<<<<

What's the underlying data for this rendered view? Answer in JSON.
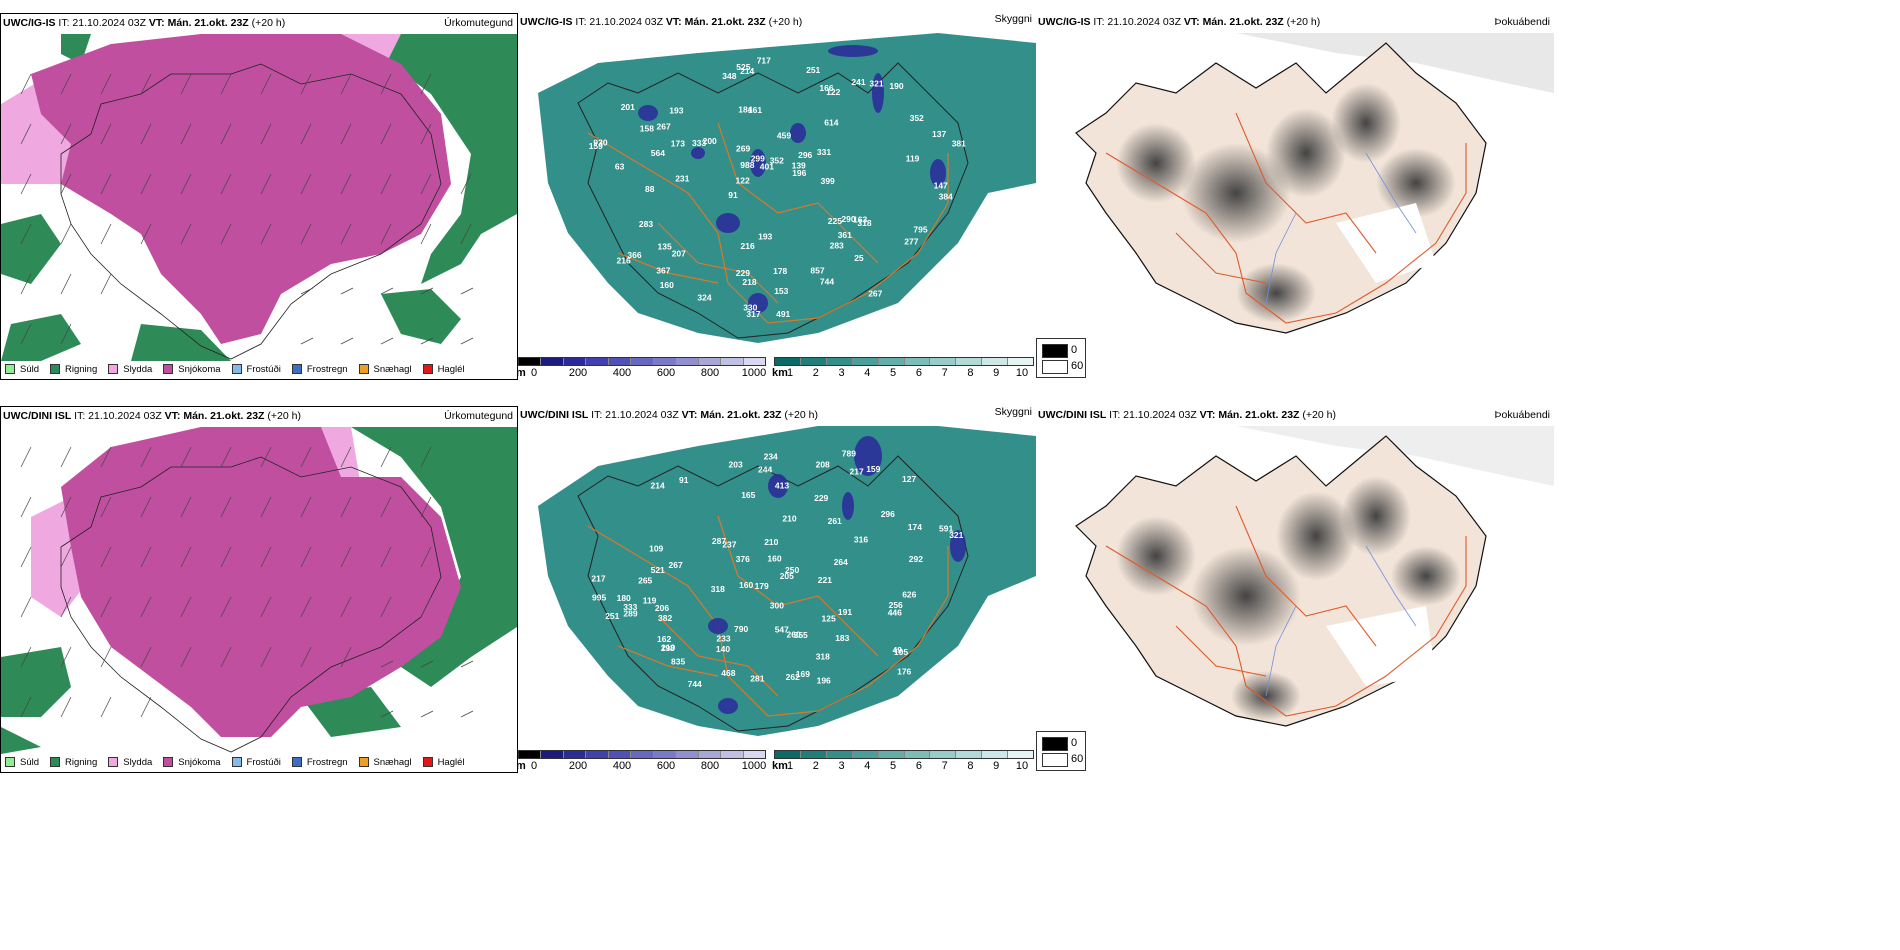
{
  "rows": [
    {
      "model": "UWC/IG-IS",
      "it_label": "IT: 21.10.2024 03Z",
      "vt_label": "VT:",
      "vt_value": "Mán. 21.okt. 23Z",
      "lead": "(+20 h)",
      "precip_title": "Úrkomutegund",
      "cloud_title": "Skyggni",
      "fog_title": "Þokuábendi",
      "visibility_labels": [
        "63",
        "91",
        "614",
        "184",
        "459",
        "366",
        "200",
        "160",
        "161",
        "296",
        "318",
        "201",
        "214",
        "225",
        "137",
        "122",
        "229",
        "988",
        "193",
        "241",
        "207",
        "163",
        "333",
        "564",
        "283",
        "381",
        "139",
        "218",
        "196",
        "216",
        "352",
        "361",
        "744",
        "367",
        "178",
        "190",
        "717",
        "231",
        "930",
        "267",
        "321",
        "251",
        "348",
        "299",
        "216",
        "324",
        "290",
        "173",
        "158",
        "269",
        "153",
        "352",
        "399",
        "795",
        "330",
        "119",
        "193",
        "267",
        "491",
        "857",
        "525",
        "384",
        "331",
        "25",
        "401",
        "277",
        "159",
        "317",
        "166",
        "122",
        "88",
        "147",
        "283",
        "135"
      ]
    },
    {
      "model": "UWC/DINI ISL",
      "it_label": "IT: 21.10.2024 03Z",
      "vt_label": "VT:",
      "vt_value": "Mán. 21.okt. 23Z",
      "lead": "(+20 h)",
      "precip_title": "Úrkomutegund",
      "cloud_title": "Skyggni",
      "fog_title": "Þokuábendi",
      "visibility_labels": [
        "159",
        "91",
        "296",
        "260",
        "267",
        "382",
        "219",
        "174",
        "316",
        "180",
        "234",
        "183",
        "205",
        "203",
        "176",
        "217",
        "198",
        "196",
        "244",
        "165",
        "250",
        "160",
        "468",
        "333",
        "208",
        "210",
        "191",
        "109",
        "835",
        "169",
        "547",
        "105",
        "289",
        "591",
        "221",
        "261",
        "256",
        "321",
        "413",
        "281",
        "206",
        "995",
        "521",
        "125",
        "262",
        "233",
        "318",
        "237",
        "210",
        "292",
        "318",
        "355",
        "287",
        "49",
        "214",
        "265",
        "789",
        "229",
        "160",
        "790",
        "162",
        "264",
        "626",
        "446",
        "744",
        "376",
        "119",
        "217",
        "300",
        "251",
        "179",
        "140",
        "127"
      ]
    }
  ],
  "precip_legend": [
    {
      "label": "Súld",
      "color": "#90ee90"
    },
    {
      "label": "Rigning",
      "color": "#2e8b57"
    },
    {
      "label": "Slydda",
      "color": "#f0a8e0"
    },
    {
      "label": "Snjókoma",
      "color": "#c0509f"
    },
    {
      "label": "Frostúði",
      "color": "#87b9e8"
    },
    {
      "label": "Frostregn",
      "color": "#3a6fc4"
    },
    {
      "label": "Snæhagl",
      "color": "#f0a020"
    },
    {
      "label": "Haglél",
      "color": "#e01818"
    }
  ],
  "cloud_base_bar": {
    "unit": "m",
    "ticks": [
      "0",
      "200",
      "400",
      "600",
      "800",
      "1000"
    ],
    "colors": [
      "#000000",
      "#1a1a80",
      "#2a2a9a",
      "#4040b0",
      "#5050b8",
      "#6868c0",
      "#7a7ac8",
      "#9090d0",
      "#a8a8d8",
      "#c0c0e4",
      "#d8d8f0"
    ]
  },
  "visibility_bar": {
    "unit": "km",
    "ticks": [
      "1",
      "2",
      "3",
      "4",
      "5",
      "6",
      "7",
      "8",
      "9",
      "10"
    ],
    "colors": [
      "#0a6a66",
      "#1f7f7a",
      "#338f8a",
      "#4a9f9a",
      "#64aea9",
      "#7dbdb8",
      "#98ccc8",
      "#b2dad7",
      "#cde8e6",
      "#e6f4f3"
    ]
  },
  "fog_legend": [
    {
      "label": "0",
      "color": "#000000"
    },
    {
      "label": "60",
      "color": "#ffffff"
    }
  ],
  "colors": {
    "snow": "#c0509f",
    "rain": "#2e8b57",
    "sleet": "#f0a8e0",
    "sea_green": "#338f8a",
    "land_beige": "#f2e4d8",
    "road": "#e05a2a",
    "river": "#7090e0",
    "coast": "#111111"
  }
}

>>>>

What the task asks:
Copy the entries exactly. Leave out the images.

Exercise solution:
What's the underlying data for this rendered view? Answer in JSON.
{
  "rows": [
    {
      "model": "UWC/IG-IS",
      "it_label": "IT: 21.10.2024 03Z",
      "vt_label": "VT:",
      "vt_value": "Mán. 21.okt. 23Z",
      "lead": "(+20 h)",
      "precip_title": "Úrkomutegund",
      "cloud_title": "Skyggni",
      "fog_title": "Þokuábendi",
      "visibility_labels": [
        "63",
        "91",
        "614",
        "184",
        "459",
        "366",
        "200",
        "160",
        "161",
        "296",
        "318",
        "201",
        "214",
        "225",
        "137",
        "122",
        "229",
        "988",
        "193",
        "241",
        "207",
        "163",
        "333",
        "564",
        "283",
        "381",
        "139",
        "218",
        "196",
        "216",
        "352",
        "361",
        "744",
        "367",
        "178",
        "190",
        "717",
        "231",
        "930",
        "267",
        "321",
        "251",
        "348",
        "299",
        "216",
        "324",
        "290",
        "173",
        "158",
        "269",
        "153",
        "352",
        "399",
        "795",
        "330",
        "119",
        "193",
        "267",
        "491",
        "857",
        "525",
        "384",
        "331",
        "25",
        "401",
        "277",
        "159",
        "317",
        "166",
        "122",
        "88",
        "147",
        "283",
        "135"
      ]
    },
    {
      "model": "UWC/DINI ISL",
      "it_label": "IT: 21.10.2024 03Z",
      "vt_label": "VT:",
      "vt_value": "Mán. 21.okt. 23Z",
      "lead": "(+20 h)",
      "precip_title": "Úrkomutegund",
      "cloud_title": "Skyggni",
      "fog_title": "Þokuábendi",
      "visibility_labels": [
        "159",
        "91",
        "296",
        "260",
        "267",
        "382",
        "219",
        "174",
        "316",
        "180",
        "234",
        "183",
        "205",
        "203",
        "176",
        "217",
        "198",
        "196",
        "244",
        "165",
        "250",
        "160",
        "468",
        "333",
        "208",
        "210",
        "191",
        "109",
        "835",
        "169",
        "547",
        "105",
        "289",
        "591",
        "221",
        "261",
        "256",
        "321",
        "413",
        "281",
        "206",
        "995",
        "521",
        "125",
        "262",
        "233",
        "318",
        "237",
        "210",
        "292",
        "318",
        "355",
        "287",
        "49",
        "214",
        "265",
        "789",
        "229",
        "160",
        "790",
        "162",
        "264",
        "626",
        "446",
        "744",
        "376",
        "119",
        "217",
        "300",
        "251",
        "179",
        "140",
        "127"
      ]
    }
  ],
  "precip_legend": [
    {
      "label": "Súld",
      "color": "#90ee90"
    },
    {
      "label": "Rigning",
      "color": "#2e8b57"
    },
    {
      "label": "Slydda",
      "color": "#f0a8e0"
    },
    {
      "label": "Snjókoma",
      "color": "#c0509f"
    },
    {
      "label": "Frostúði",
      "color": "#87b9e8"
    },
    {
      "label": "Frostregn",
      "color": "#3a6fc4"
    },
    {
      "label": "Snæhagl",
      "color": "#f0a020"
    },
    {
      "label": "Haglél",
      "color": "#e01818"
    }
  ],
  "cloud_base_bar": {
    "unit": "m",
    "ticks": [
      "0",
      "200",
      "400",
      "600",
      "800",
      "1000"
    ],
    "colors": [
      "#000000",
      "#1a1a80",
      "#2a2a9a",
      "#4040b0",
      "#5050b8",
      "#6868c0",
      "#7a7ac8",
      "#9090d0",
      "#a8a8d8",
      "#c0c0e4",
      "#d8d8f0"
    ]
  },
  "visibility_bar": {
    "unit": "km",
    "ticks": [
      "1",
      "2",
      "3",
      "4",
      "5",
      "6",
      "7",
      "8",
      "9",
      "10"
    ],
    "colors": [
      "#0a6a66",
      "#1f7f7a",
      "#338f8a",
      "#4a9f9a",
      "#64aea9",
      "#7dbdb8",
      "#98ccc8",
      "#b2dad7",
      "#cde8e6",
      "#e6f4f3"
    ]
  },
  "fog_legend": [
    {
      "label": "0",
      "color": "#000000"
    },
    {
      "label": "60",
      "color": "#ffffff"
    }
  ],
  "colors": {
    "snow": "#c0509f",
    "rain": "#2e8b57",
    "sleet": "#f0a8e0",
    "sea_green": "#338f8a",
    "land_beige": "#f2e4d8",
    "road": "#e05a2a",
    "river": "#7090e0",
    "coast": "#111111"
  }
}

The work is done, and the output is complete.